▸ To be done:
Give the number of lines in the listing that hold the word "Thailand". Write nothing but that number.
## start
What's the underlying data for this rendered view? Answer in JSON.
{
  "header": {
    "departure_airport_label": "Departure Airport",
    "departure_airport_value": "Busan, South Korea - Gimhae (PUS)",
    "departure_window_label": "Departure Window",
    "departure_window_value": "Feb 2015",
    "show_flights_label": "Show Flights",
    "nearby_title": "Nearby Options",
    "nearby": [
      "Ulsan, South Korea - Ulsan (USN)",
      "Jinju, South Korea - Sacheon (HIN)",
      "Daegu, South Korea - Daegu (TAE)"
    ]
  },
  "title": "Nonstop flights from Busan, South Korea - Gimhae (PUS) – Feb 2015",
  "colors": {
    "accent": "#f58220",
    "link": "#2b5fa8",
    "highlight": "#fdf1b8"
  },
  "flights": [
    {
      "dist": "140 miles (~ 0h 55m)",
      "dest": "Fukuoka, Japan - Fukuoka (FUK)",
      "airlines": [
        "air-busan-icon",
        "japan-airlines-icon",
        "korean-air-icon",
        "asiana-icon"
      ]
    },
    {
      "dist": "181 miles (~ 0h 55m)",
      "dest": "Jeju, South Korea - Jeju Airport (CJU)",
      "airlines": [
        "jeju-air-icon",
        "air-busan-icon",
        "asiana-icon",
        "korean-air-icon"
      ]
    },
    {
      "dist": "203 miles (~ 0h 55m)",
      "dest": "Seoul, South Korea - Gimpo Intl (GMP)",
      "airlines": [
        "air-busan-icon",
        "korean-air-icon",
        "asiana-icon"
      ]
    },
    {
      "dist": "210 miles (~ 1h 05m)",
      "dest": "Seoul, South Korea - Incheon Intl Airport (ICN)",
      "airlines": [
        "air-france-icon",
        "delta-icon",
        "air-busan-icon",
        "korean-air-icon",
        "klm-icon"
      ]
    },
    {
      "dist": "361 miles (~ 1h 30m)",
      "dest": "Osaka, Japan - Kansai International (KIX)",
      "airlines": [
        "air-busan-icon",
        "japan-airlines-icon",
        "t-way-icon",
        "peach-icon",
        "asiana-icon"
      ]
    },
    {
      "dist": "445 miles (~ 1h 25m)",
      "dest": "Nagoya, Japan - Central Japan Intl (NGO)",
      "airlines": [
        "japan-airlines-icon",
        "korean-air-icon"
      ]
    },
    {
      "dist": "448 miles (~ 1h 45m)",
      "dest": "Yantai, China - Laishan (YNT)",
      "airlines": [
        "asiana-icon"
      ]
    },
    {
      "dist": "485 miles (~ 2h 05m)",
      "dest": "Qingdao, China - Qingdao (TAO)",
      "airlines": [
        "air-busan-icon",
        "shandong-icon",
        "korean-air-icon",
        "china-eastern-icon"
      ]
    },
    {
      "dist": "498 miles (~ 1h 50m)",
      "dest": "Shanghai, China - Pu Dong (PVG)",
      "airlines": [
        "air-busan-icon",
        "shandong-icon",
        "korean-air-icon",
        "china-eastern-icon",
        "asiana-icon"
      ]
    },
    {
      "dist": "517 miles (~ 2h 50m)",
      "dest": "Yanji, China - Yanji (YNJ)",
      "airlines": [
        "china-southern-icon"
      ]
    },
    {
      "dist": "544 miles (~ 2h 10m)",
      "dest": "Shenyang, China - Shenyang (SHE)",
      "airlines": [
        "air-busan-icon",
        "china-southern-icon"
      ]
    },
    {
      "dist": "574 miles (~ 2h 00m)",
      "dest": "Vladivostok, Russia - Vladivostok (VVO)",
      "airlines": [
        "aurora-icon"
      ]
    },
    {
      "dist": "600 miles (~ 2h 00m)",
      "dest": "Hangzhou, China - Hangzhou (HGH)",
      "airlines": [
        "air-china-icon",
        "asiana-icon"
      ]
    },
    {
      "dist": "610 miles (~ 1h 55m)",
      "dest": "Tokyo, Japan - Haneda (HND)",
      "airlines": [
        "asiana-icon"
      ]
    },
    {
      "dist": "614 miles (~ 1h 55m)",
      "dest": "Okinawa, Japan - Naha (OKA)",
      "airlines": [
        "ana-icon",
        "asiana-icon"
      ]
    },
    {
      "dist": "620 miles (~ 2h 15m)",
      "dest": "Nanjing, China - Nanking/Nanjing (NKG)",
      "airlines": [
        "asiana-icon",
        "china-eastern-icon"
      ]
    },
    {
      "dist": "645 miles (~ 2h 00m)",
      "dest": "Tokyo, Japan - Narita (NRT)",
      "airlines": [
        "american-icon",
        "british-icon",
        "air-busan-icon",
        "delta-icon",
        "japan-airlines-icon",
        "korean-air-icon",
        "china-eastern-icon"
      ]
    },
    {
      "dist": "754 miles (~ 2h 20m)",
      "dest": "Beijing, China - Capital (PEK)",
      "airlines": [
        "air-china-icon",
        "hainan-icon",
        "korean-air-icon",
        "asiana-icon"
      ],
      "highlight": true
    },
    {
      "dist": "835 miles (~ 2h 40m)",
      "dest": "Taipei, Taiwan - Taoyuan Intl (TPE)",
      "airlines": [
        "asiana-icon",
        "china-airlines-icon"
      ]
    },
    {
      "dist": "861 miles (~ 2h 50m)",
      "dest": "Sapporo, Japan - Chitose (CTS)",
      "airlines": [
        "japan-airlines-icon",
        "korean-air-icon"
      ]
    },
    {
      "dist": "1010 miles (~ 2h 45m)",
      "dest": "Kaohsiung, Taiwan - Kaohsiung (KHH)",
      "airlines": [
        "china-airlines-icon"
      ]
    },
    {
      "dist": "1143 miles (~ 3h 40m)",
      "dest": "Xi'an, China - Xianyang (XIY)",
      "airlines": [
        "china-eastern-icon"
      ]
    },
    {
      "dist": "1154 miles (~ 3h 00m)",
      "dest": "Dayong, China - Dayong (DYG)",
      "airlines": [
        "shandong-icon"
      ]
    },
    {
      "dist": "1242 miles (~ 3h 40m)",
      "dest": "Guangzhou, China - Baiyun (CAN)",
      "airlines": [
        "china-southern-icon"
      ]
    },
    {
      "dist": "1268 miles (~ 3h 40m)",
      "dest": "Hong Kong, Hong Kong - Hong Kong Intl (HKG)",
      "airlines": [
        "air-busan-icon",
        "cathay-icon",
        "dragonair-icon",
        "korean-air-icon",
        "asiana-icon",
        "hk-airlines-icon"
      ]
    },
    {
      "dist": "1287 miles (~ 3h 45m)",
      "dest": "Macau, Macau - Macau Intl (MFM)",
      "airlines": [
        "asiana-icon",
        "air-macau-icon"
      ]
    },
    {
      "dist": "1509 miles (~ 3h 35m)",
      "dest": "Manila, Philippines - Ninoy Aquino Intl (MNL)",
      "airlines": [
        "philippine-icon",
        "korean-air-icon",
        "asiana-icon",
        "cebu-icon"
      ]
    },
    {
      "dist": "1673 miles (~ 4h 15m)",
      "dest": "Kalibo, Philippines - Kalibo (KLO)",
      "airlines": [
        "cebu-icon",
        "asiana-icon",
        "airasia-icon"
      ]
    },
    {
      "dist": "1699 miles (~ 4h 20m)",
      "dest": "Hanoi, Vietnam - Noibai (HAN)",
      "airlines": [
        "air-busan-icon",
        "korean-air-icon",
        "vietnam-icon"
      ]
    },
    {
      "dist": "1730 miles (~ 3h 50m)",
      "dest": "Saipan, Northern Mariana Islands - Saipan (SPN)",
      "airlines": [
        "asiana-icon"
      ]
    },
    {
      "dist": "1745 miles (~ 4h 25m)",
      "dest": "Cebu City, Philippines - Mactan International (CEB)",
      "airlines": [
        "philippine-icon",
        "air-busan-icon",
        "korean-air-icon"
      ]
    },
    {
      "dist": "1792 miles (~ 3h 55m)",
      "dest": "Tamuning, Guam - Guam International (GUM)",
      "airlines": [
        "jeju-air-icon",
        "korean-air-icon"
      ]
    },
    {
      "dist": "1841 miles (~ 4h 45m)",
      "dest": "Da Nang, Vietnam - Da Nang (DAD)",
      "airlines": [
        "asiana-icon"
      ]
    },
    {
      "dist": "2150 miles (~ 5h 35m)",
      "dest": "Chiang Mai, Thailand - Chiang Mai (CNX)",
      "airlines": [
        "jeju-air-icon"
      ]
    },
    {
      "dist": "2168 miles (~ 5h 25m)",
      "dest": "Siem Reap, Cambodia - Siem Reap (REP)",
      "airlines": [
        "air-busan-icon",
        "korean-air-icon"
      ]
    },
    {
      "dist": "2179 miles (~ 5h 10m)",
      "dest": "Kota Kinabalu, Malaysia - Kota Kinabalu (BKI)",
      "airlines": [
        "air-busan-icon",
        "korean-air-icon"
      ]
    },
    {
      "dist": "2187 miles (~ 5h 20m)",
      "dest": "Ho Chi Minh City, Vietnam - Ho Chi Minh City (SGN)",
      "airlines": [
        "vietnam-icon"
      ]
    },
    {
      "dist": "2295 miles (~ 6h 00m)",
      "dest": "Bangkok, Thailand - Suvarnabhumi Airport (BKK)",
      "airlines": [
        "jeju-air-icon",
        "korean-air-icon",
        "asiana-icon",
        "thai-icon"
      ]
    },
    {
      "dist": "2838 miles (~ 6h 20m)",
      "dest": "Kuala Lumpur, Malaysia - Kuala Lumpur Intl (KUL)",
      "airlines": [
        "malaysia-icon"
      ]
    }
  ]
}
## end
▸ Correct result:
2